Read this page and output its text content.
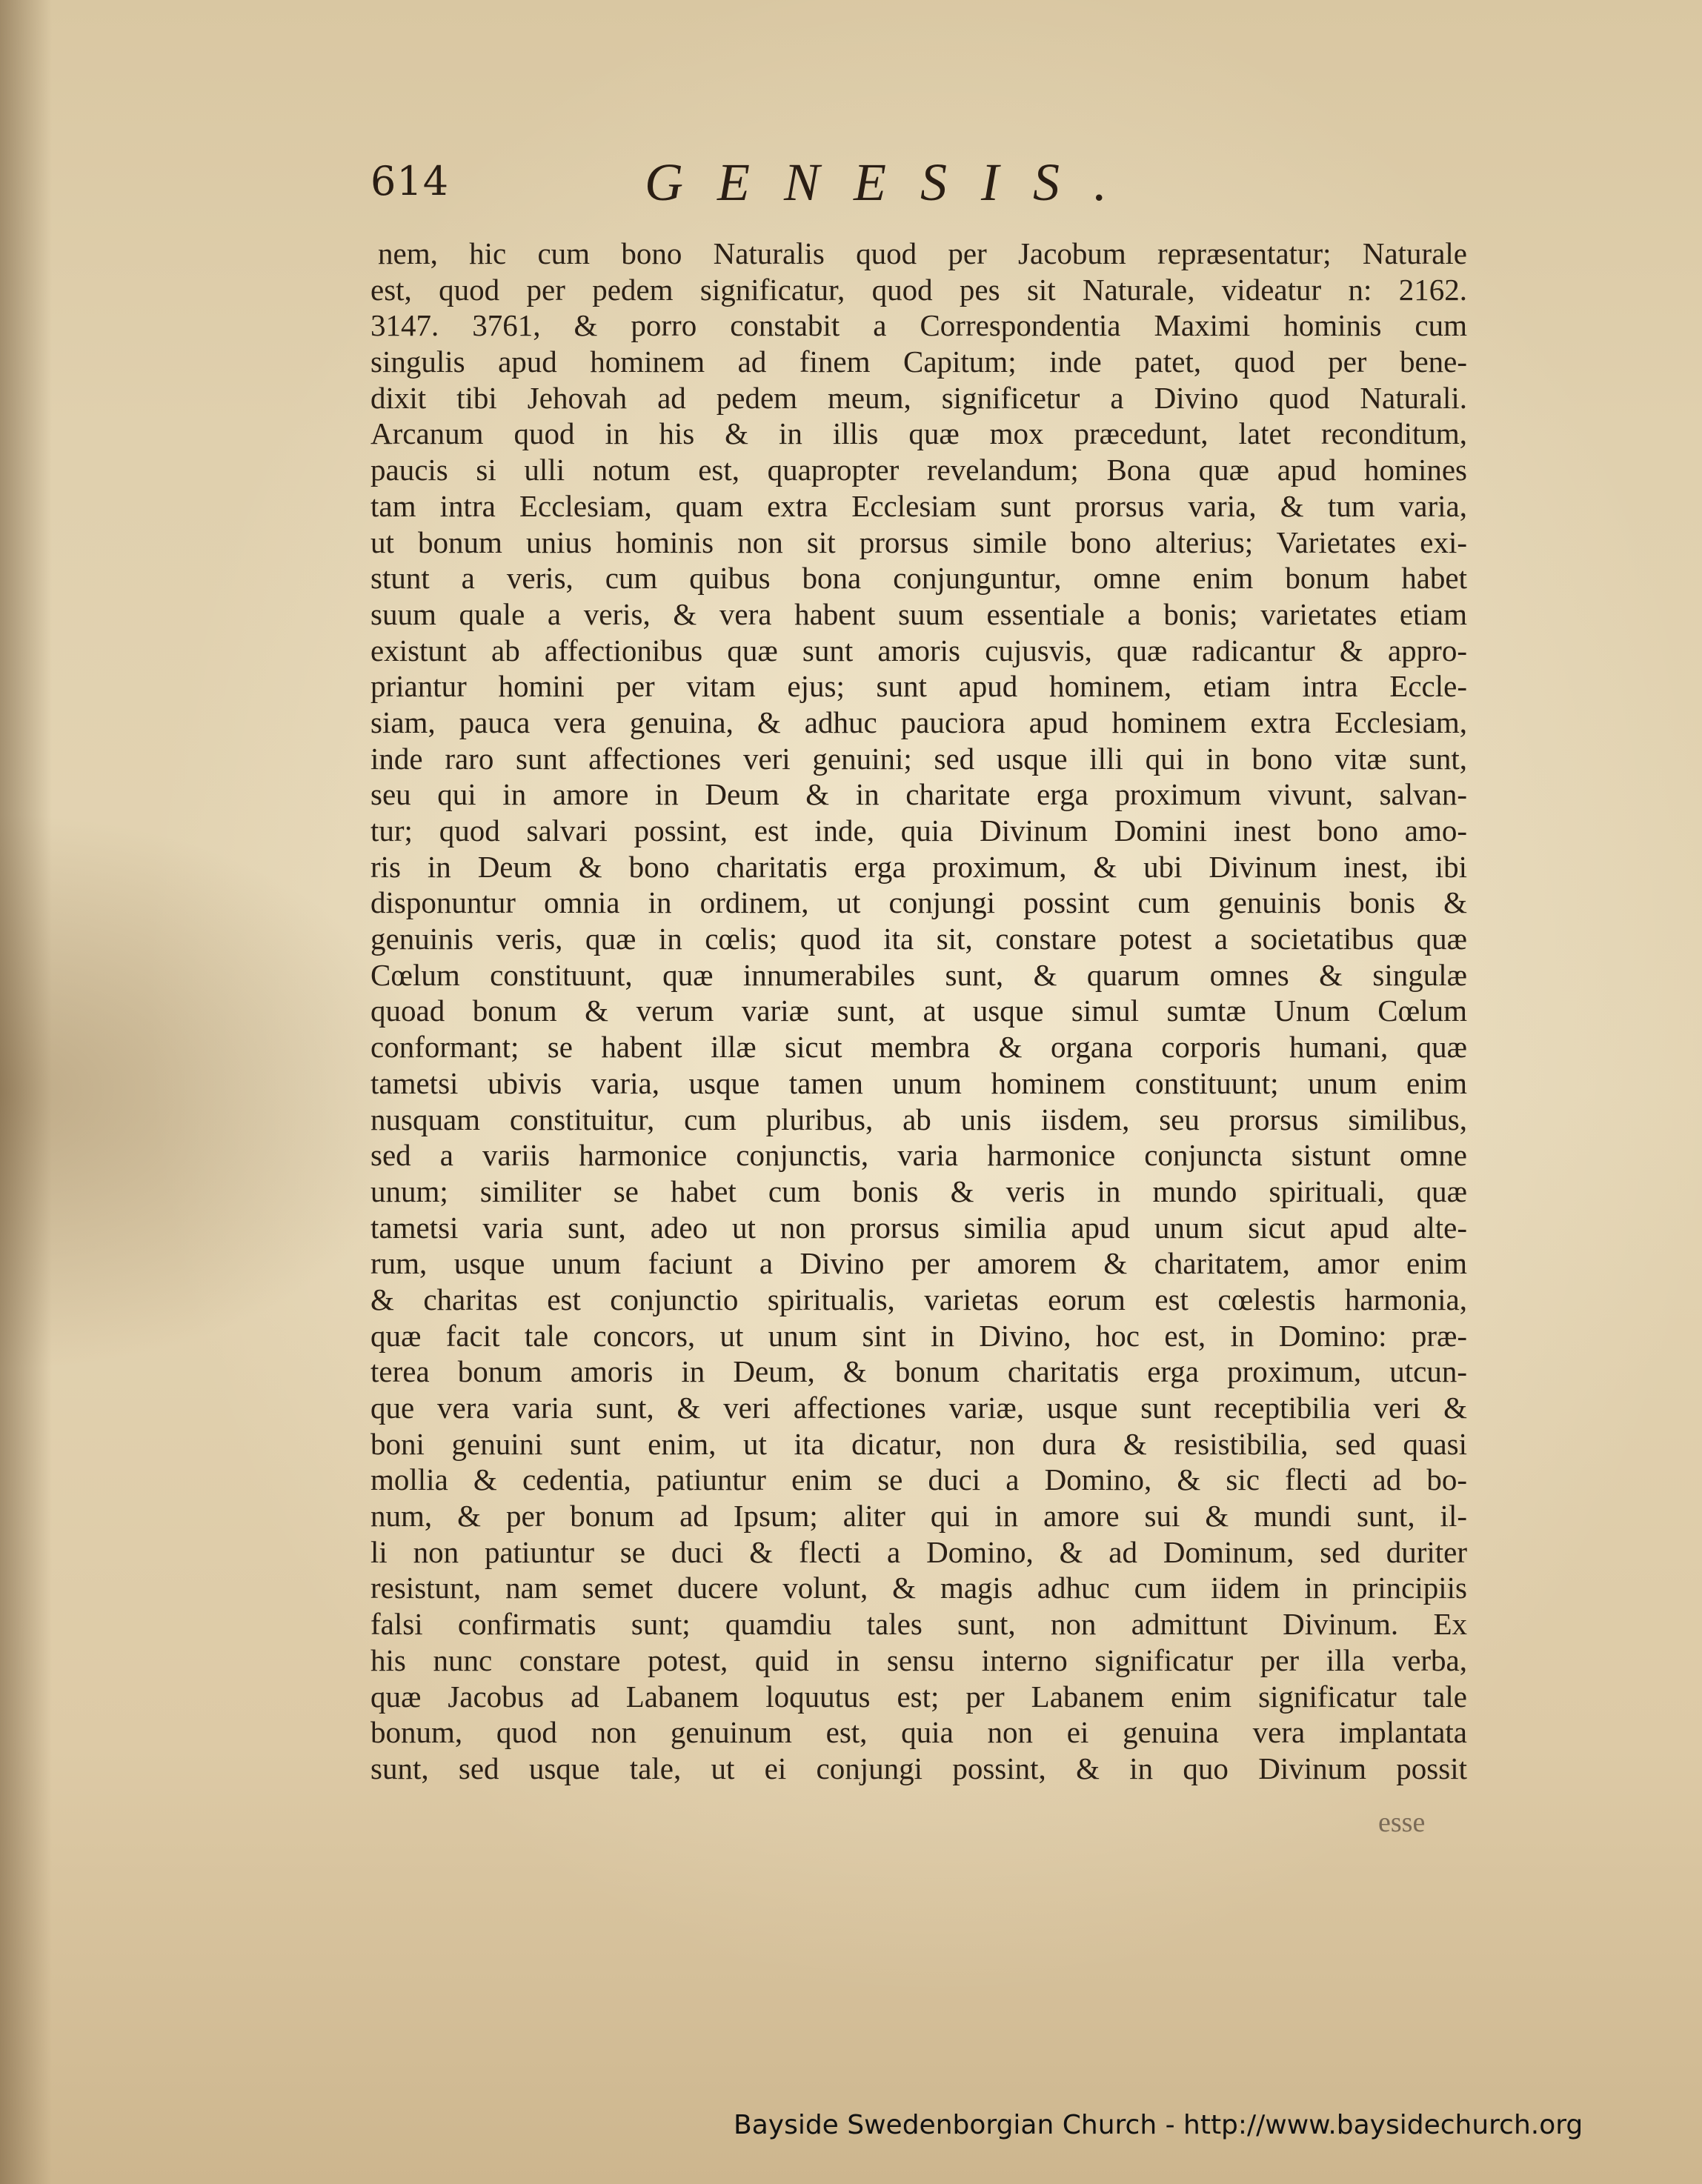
614	GENESIS.
nem, hic cum bono Naturalis quod per Jacobum repræsentatur; Naturale
est, quod per pedem significatur, quod pes sit Naturale, videatur n: 2162.
3147. 3761, & porro constabit a Correspondentia Maximi hominis cum
singulis apud hominem ad finem Capitum; inde patet, quod per bene-
dixit tibi Jehovah ad pedem meum, significetur a Divino quod Naturali.
Arcanum quod in his & in illis quæ mox præcedunt, latet reconditum,
paucis si ulli notum est, quapropter revelandum; Bona quæ apud homines
tam intra Ecclesiam, quam extra Ecclesiam sunt prorsus varia, & tum varia,
ut bonum unius hominis non sit prorsus simile bono alterius; Varietates exi-
stunt a veris, cum quibus bona conjunguntur, omne enim bonum habet
suum quale a veris, & vera habent suum essentiale a bonis; varietates etiam
existunt ab affectionibus quæ sunt amoris cujusvis, quæ radicantur & appro-
priantur homini per vitam ejus; sunt apud hominem, etiam intra Eccle-
siam, pauca vera genuina, & adhuc pauciora apud hominem extra Ecclesiam,
inde raro sunt affectiones veri genuini; sed usque illi qui in bono vitæ sunt,
seu qui in amore in Deum & in charitate erga proximum vivunt, salvan-
tur; quod salvari possint, est inde, quia Divinum Domini inest bono amo-
ris in Deum & bono charitatis erga proximum, & ubi Divinum inest, ibi
disponuntur omnia in ordinem, ut conjungi possint cum genuinis bonis &
genuinis veris, quæ in cœlis; quod ita sit, constare potest a societatibus quæ
Cœlum constituunt, quæ innumerabiles sunt, & quarum omnes & singulæ
quoad bonum & verum variæ sunt, at usque simul sumtæ Unum Cœlum
conformant; se habent illæ sicut membra & organa corporis humani, quæ
tametsi ubivis varia, usque tamen unum hominem constituunt; unum enim
nusquam constituitur, cum pluribus, ab unis iisdem, seu prorsus similibus,
sed a variis harmonice conjunctis, varia harmonice conjuncta sistunt omne
unum; similiter se habet cum bonis & veris in mundo spirituali, quæ
tametsi varia sunt, adeo ut non prorsus similia apud unum sicut apud alte-
rum, usque unum faciunt a Divino per amorem & charitatem, amor enim
& charitas est conjunctio spiritualis, varietas eorum est cœlestis harmonia,
quæ facit tale concors, ut unum sint in Divino, hoc est, in Domino: præ-
terea bonum amoris in Deum, & bonum charitatis erga proximum, utcun-
que vera varia sunt, & veri affectiones variæ, usque sunt receptibilia veri &
boni genuini sunt enim, ut ita dicatur, non dura & resistibilia, sed quasi
mollia & cedentia, patiuntur enim se duci a Domino, & sic flecti ad bo-
num, & per bonum ad Ipsum; aliter qui in amore sui & mundi sunt, il-
li non patiuntur se duci & flecti a Domino, & ad Dominum, sed duriter
resistunt, nam semet ducere volunt, & magis adhuc cum iidem in principiis
falsi confirmatis sunt; quamdiu tales sunt, non admittunt Divinum. Ex
his nunc constare potest, quid in sensu interno significatur per illa verba,
quæ Jacobus ad Labanem loquutus est; per Labanem enim significatur tale
bonum, quod non genuinum est, quia non ei genuina vera implantata
sunt, sed usque tale, ut ei conjungi possint, & in quo Divinum possit
esse
Bayside Swedenborgian Church - http://www.baysidechurch.org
━━━━━━━━━━━━━━━━━━━━━━━━━━━━━━
Exercise – Nothing but the records above, retyped exactly and stripped of images, should appear in the answer.

Worked solution –
Read this page and output its text content.
614	GENESIS.
nem, hic cum bono Naturalis quod per Jacobum repræsentatur; Naturale
est, quod per pedem significatur, quod pes sit Naturale, videatur n: 2162.
3147. 3761, & porro constabit a Correspondentia Maximi hominis cum
singulis apud hominem ad finem Capitum; inde patet, quod per bene-
dixit tibi Jehovah ad pedem meum, significetur a Divino quod Naturali.
Arcanum quod in his & in illis quæ mox præcedunt, latet reconditum,
paucis si ulli notum est, quapropter revelandum; Bona quæ apud homines
tam intra Ecclesiam, quam extra Ecclesiam sunt prorsus varia, & tum varia,
ut bonum unius hominis non sit prorsus simile bono alterius; Varietates exi-
stunt a veris, cum quibus bona conjunguntur, omne enim bonum habet
suum quale a veris, & vera habent suum essentiale a bonis; varietates etiam
existunt ab affectionibus quæ sunt amoris cujusvis, quæ radicantur & appro-
priantur homini per vitam ejus; sunt apud hominem, etiam intra Eccle-
siam, pauca vera genuina, & adhuc pauciora apud hominem extra Ecclesiam,
inde raro sunt affectiones veri genuini; sed usque illi qui in bono vitæ sunt,
seu qui in amore in Deum & in charitate erga proximum vivunt, salvan-
tur; quod salvari possint, est inde, quia Divinum Domini inest bono amo-
ris in Deum & bono charitatis erga proximum, & ubi Divinum inest, ibi
disponuntur omnia in ordinem, ut conjungi possint cum genuinis bonis &
genuinis veris, quæ in cœlis; quod ita sit, constare potest a societatibus quæ
Cœlum constituunt, quæ innumerabiles sunt, & quarum omnes & singulæ
quoad bonum & verum variæ sunt, at usque simul sumtæ Unum Cœlum
conformant; se habent illæ sicut membra & organa corporis humani, quæ
tametsi ubivis varia, usque tamen unum hominem constituunt; unum enim
nusquam constituitur, cum pluribus, ab unis iisdem, seu prorsus similibus,
sed a variis harmonice conjunctis, varia harmonice conjuncta sistunt omne
unum; similiter se habet cum bonis & veris in mundo spirituali, quæ
tametsi varia sunt, adeo ut non prorsus similia apud unum sicut apud alte-
rum, usque unum faciunt a Divino per amorem & charitatem, amor enim
& charitas est conjunctio spiritualis, varietas eorum est cœlestis harmonia,
quæ facit tale concors, ut unum sint in Divino, hoc est, in Domino: præ-
terea bonum amoris in Deum, & bonum charitatis erga proximum, utcun-
que vera varia sunt, & veri affectiones variæ, usque sunt receptibilia veri &
boni genuini sunt enim, ut ita dicatur, non dura & resistibilia, sed quasi
mollia & cedentia, patiuntur enim se duci a Domino, & sic flecti ad bo-
num, & per bonum ad Ipsum; aliter qui in amore sui & mundi sunt, il-
li non patiuntur se duci & flecti a Domino, & ad Dominum, sed duriter
resistunt, nam semet ducere volunt, & magis adhuc cum iidem in principiis
falsi confirmatis sunt; quamdiu tales sunt, non admittunt Divinum. Ex
his nunc constare potest, quid in sensu interno significatur per illa verba,
quæ Jacobus ad Labanem loquutus est; per Labanem enim significatur tale
bonum, quod non genuinum est, quia non ei genuina vera implantata
sunt, sed usque tale, ut ei conjungi possint, & in quo Divinum possit
esse
Bayside Swedenborgian Church - http://www.baysidechurch.org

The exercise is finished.